§ **Goal**:
Quote all of the entries word for word.

§ **Part of a data file**:
* * *
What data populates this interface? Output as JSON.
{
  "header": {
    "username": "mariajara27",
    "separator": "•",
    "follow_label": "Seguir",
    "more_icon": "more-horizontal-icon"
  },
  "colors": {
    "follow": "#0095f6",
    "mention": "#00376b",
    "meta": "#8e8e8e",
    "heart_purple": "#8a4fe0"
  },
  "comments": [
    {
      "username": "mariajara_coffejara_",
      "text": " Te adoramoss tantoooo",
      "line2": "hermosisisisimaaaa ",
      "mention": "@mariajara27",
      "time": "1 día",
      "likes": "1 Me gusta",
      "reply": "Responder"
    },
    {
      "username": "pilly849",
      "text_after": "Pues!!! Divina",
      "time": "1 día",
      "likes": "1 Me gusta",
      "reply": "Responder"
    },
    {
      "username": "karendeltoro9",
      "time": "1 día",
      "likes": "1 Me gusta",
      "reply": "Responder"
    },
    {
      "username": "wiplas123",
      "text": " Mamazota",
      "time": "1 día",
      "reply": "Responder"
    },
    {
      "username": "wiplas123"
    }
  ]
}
* * *
§ **Finished task**:
What data populates this interface? Output as JSON.
{
  "header": {
    "username": "mariajara27",
    "separator": "•",
    "follow_label": "Seguir",
    "more_icon": "more-horizontal-icon"
  },
  "colors": {
    "follow": "#0095f6",
    "mention": "#00376b",
    "meta": "#8e8e8e",
    "heart_purple": "#8a4fe0"
  },
  "comments": [
    {
      "username": "mariajara_coffejara_",
      "text": " Te adoramoss tantoooo",
      "line2": "hermosisisisimaaaa ",
      "mention": "@mariajara27",
      "time": "1 día",
      "likes": "1 Me gusta",
      "reply": "Responder"
    },
    {
      "username": "pilly849",
      "text_after": "Pues!!! Divina",
      "time": "1 día",
      "likes": "1 Me gusta",
      "reply": "Responder"
    },
    {
      "username": "karendeltoro9",
      "time": "1 día",
      "likes": "1 Me gusta",
      "reply": "Responder"
    },
    {
      "username": "wiplas123",
      "text": " Mamazota",
      "time": "1 día",
      "reply": "Responder"
    },
    {
      "username": "wiplas123"
    }
  ]
}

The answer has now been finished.